Below are records. Transcribe exactly the lines from the one that contains "Convert this document image to plain text." through the last line, leaving any pictures out.
..............................
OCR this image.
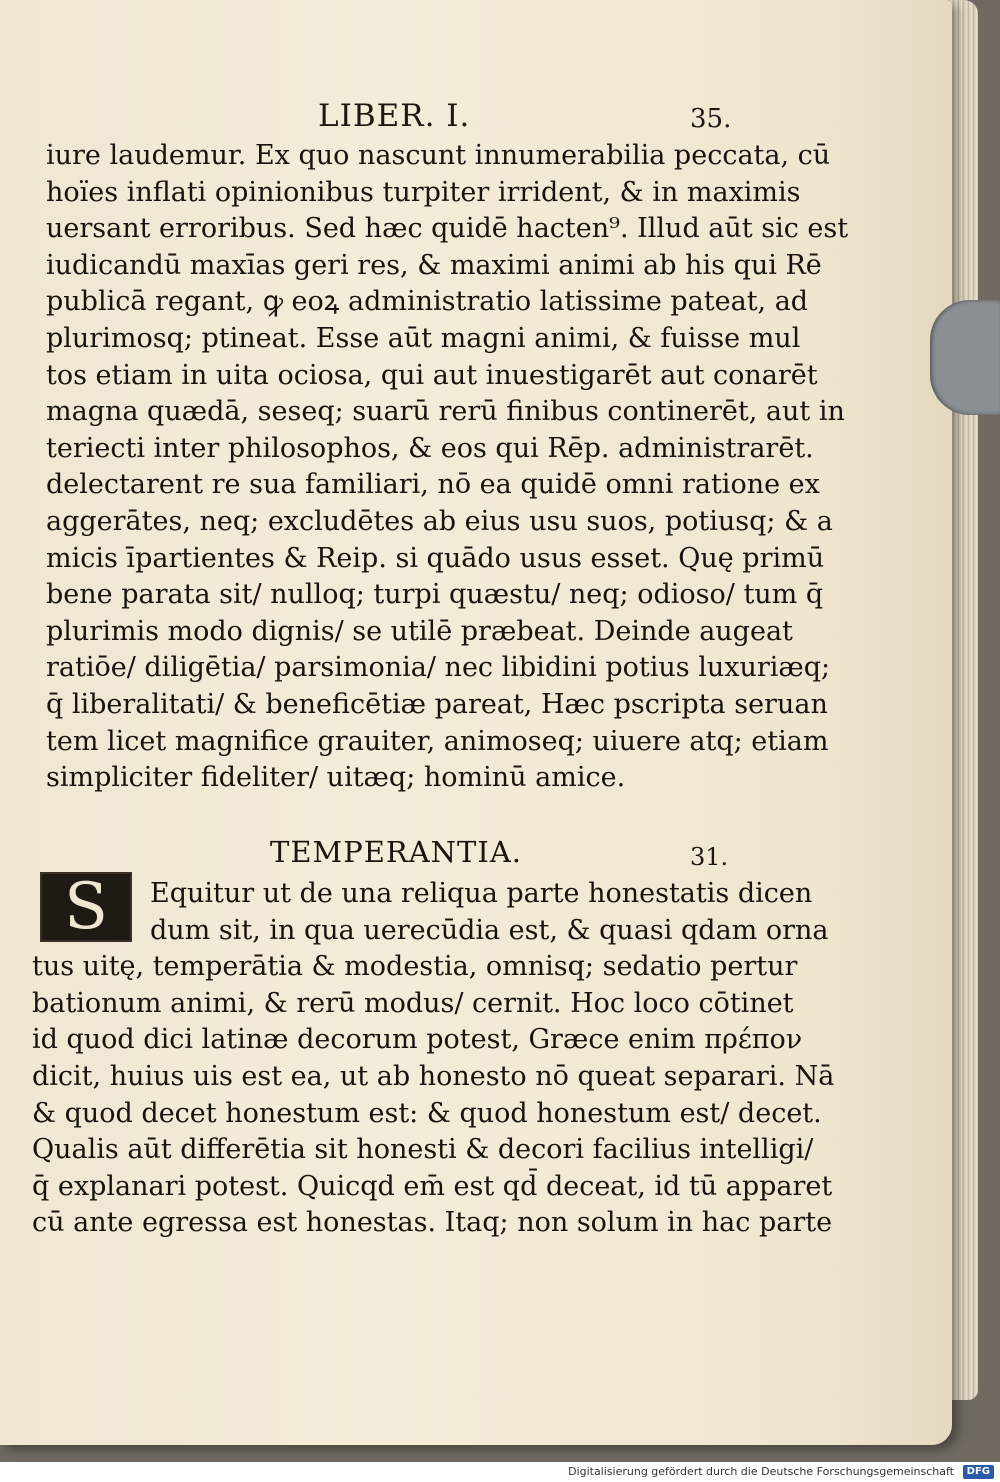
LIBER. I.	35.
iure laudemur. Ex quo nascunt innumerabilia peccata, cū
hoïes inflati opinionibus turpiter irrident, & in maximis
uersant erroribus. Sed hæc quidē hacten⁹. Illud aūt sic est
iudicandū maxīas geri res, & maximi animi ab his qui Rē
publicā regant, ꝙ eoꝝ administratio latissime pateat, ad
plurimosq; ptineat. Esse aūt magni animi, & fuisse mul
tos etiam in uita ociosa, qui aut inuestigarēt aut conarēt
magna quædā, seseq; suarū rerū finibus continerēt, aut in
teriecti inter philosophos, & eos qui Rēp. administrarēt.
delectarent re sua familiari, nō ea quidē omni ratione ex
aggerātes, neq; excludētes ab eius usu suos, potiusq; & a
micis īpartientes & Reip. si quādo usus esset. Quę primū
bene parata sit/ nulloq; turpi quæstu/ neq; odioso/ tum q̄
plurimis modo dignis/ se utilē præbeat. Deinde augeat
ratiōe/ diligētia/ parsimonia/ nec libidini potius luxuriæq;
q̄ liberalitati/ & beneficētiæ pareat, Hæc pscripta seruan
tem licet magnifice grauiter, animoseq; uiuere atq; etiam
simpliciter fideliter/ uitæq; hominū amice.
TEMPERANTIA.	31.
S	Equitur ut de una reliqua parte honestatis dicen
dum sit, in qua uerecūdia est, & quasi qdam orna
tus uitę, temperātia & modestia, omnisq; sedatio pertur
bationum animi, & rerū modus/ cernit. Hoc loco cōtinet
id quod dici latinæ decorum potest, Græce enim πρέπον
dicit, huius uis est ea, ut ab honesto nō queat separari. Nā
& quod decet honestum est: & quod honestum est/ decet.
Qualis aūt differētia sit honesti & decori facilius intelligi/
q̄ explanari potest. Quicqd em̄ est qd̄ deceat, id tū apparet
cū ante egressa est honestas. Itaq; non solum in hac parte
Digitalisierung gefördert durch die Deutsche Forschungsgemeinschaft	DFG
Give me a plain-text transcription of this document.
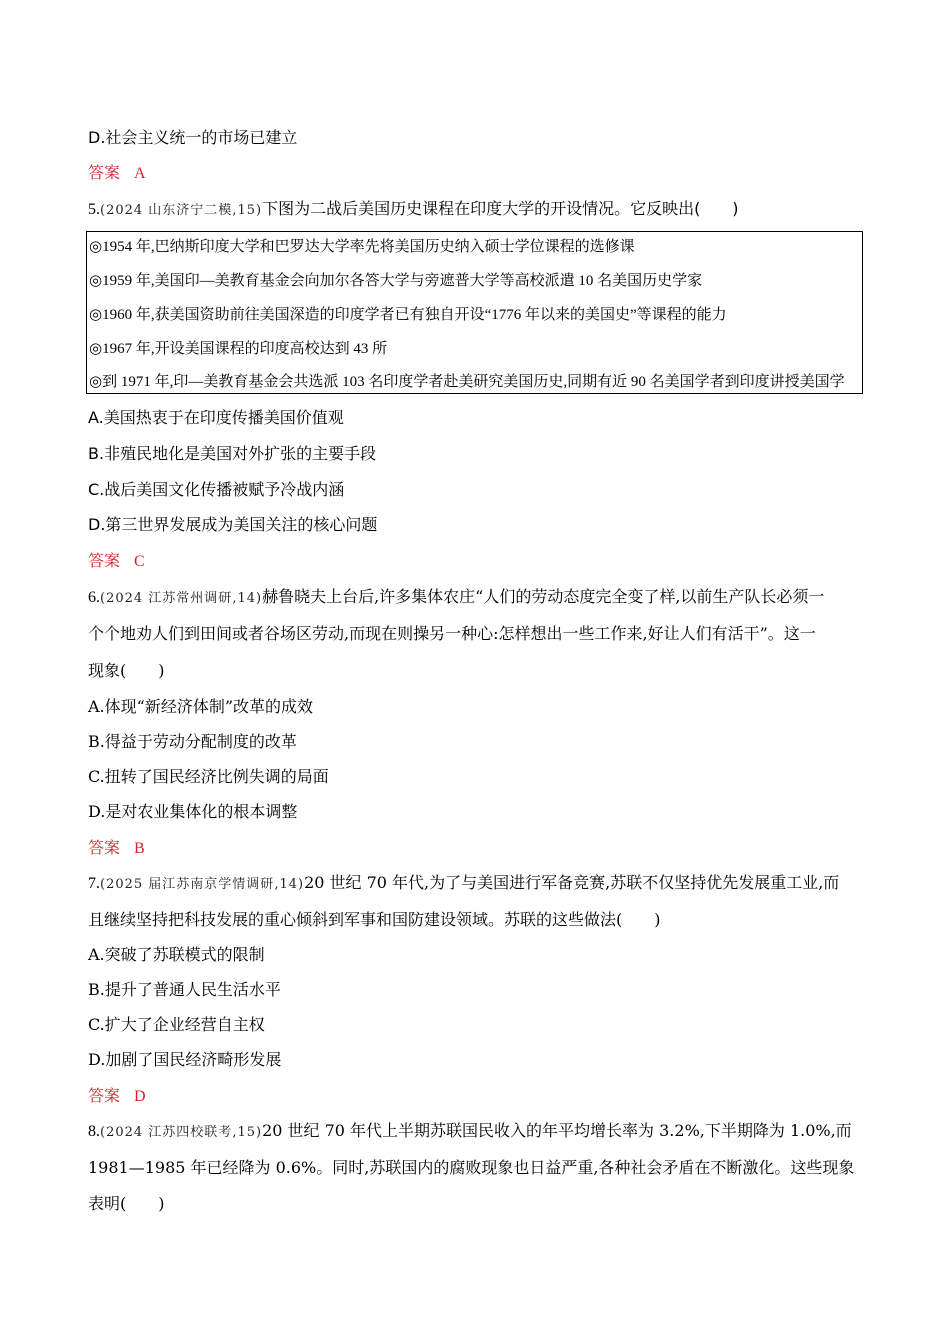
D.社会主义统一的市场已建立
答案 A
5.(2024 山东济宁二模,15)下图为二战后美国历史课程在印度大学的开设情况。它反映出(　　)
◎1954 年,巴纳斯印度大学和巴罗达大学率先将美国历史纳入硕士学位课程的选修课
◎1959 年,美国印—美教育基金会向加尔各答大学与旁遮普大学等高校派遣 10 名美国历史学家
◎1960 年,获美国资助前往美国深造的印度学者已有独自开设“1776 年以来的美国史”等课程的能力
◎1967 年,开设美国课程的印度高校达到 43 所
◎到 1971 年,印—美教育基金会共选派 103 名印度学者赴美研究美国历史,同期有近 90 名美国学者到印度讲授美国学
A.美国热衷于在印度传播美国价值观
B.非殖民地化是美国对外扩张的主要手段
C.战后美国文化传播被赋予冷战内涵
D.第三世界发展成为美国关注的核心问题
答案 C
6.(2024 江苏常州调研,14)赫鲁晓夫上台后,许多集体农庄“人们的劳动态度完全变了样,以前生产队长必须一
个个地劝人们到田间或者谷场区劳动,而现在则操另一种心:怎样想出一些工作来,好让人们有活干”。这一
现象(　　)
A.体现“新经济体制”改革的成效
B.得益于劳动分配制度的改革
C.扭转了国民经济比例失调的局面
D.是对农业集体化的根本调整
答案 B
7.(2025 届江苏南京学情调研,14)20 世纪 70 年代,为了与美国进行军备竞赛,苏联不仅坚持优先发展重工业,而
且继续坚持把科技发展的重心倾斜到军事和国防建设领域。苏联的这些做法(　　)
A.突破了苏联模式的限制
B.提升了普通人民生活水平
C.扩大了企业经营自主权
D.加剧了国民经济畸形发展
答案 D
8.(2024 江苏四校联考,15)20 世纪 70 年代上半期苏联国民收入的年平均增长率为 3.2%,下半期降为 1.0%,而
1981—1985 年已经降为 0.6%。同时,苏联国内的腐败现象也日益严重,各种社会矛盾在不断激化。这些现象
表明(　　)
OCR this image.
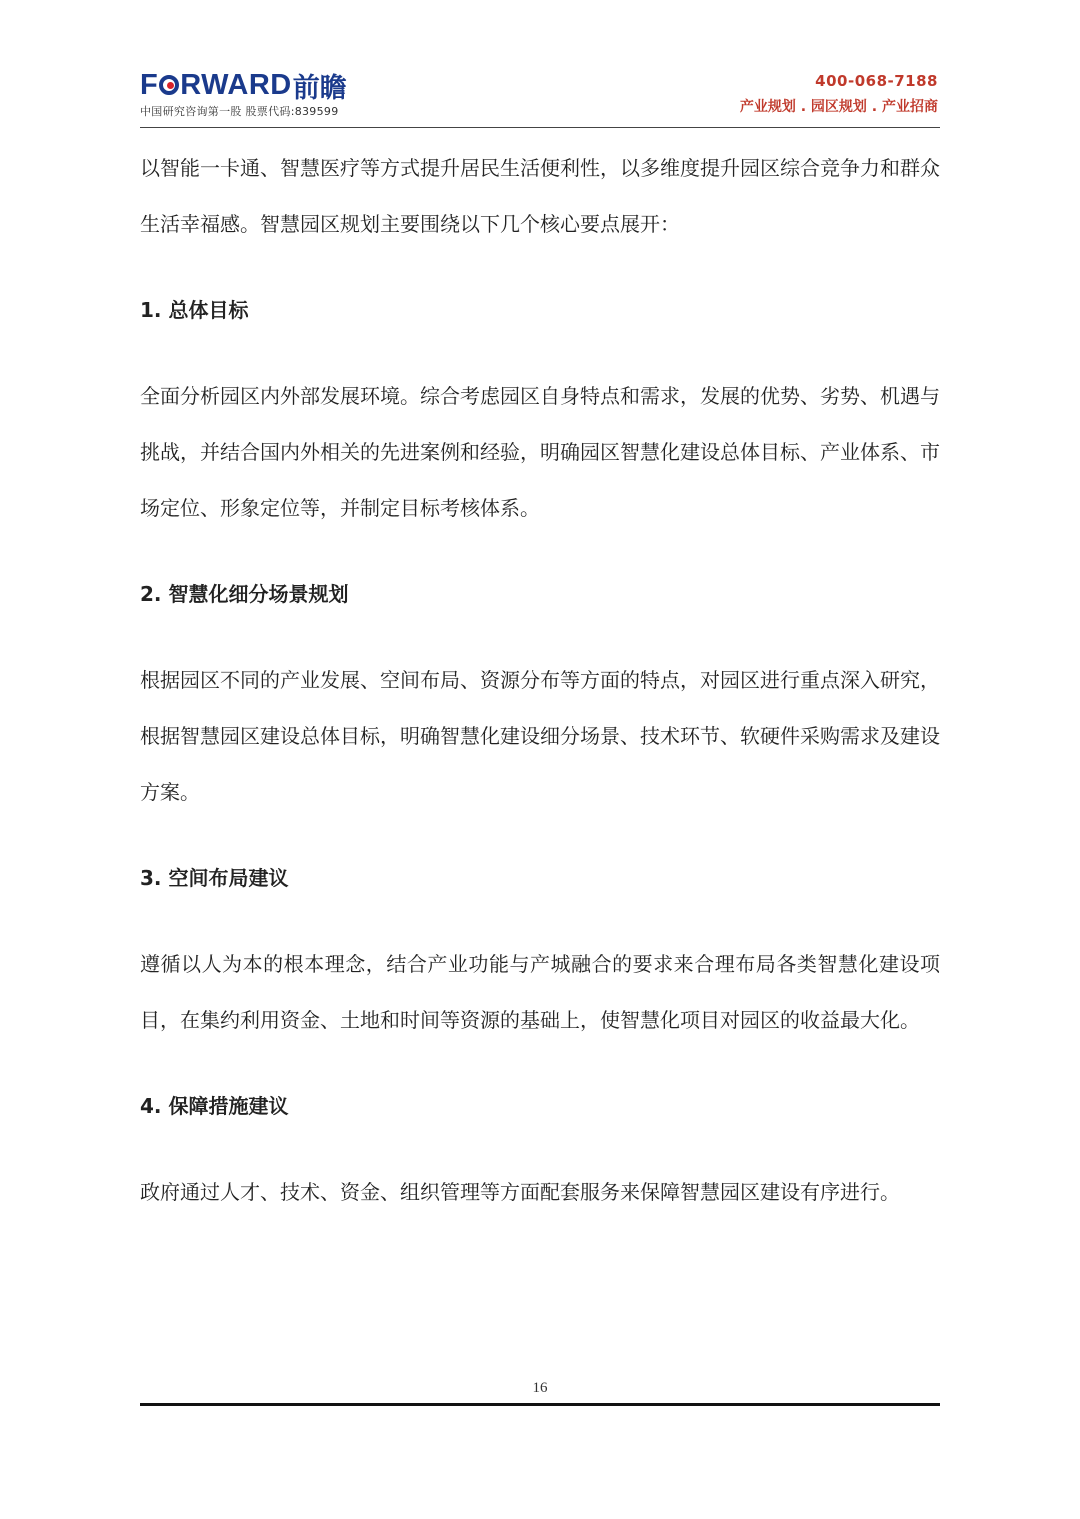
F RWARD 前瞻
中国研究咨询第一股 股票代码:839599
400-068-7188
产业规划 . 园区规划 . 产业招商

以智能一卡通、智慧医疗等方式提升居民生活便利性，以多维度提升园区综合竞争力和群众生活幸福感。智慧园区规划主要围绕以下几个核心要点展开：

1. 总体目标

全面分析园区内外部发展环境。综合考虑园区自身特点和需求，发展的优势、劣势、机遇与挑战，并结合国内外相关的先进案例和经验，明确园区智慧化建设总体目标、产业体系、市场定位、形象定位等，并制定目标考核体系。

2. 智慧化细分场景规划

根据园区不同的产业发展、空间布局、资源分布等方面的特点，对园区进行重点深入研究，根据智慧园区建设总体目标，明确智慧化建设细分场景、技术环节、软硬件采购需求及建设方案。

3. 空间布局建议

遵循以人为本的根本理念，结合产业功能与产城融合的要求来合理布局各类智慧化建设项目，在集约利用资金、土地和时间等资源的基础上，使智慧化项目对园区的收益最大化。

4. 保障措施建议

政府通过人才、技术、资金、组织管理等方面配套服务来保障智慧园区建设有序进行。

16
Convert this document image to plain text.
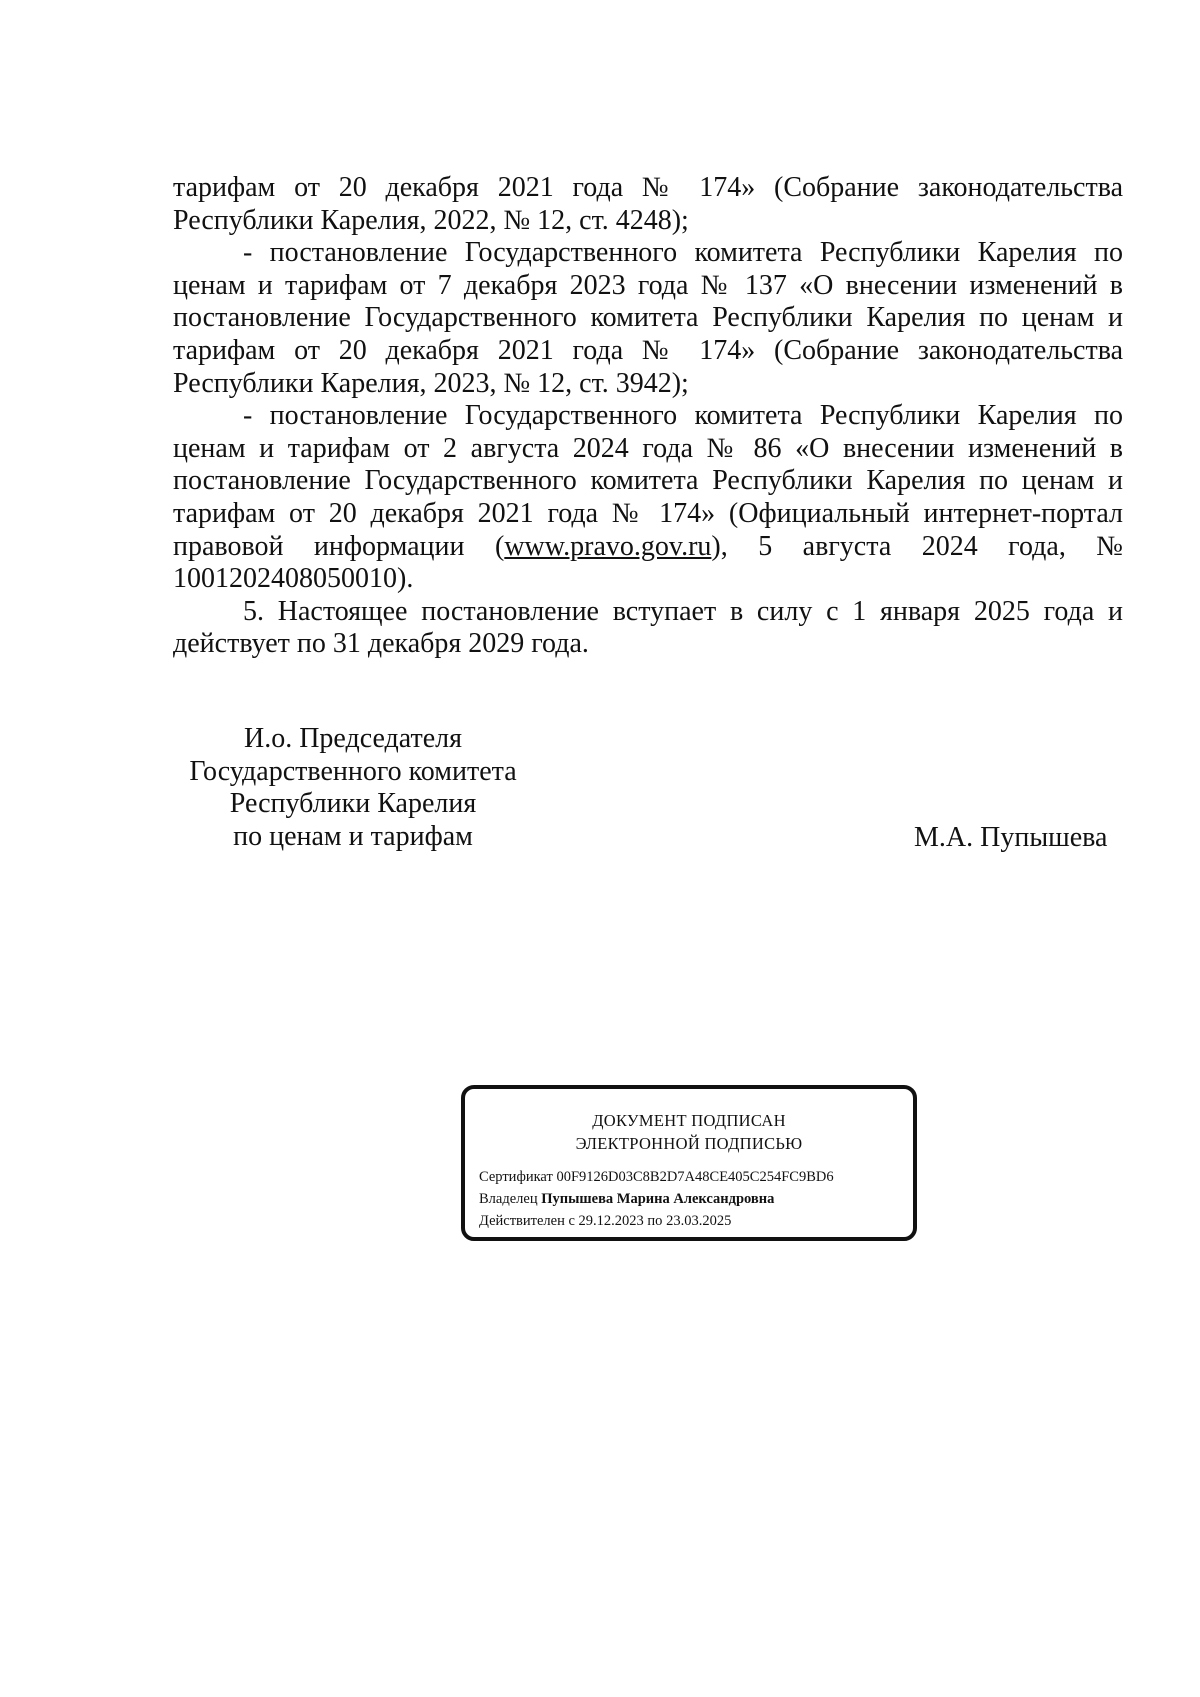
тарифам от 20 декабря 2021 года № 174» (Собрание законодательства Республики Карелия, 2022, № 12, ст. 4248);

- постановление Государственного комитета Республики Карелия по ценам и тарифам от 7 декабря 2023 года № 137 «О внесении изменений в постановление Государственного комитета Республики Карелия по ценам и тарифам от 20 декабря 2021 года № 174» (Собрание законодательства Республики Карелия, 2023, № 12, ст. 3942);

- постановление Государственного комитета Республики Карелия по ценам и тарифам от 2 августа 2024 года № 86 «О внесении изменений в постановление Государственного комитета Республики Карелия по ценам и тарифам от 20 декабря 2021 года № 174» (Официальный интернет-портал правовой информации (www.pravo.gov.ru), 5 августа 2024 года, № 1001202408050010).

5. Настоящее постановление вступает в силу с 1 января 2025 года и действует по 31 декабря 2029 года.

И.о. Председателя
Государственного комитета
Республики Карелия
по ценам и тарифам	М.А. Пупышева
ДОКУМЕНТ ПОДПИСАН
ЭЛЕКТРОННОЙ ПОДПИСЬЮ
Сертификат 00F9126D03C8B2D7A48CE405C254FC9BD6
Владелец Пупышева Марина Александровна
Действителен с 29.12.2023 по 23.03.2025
..............................
• Written response:
Convert this document image to plain text.
тарифам от 20 декабря 2021 года № 174» (Собрание законодательства Республики Карелия, 2022, № 12, ст. 4248);

- постановление Государственного комитета Республики Карелия по ценам и тарифам от 7 декабря 2023 года № 137 «О внесении изменений в постановление Государственного комитета Республики Карелия по ценам и тарифам от 20 декабря 2021 года № 174» (Собрание законодательства Республики Карелия, 2023, № 12, ст. 3942);

- постановление Государственного комитета Республики Карелия по ценам и тарифам от 2 августа 2024 года № 86 «О внесении изменений в постановление Государственного комитета Республики Карелия по ценам и тарифам от 20 декабря 2021 года № 174» (Официальный интернет-портал правовой информации (www.pravo.gov.ru), 5 августа 2024 года, № 1001202408050010).

5. Настоящее постановление вступает в силу с 1 января 2025 года и действует по 31 декабря 2029 года.

И.о. Председателя
Государственного комитета
Республики Карелия
по ценам и тарифам	М.А. Пупышева
ДОКУМЕНТ ПОДПИСАН
ЭЛЕКТРОННОЙ ПОДПИСЬЮ
Сертификат 00F9126D03C8B2D7A48CE405C254FC9BD6
Владелец Пупышева Марина Александровна
Действителен с 29.12.2023 по 23.03.2025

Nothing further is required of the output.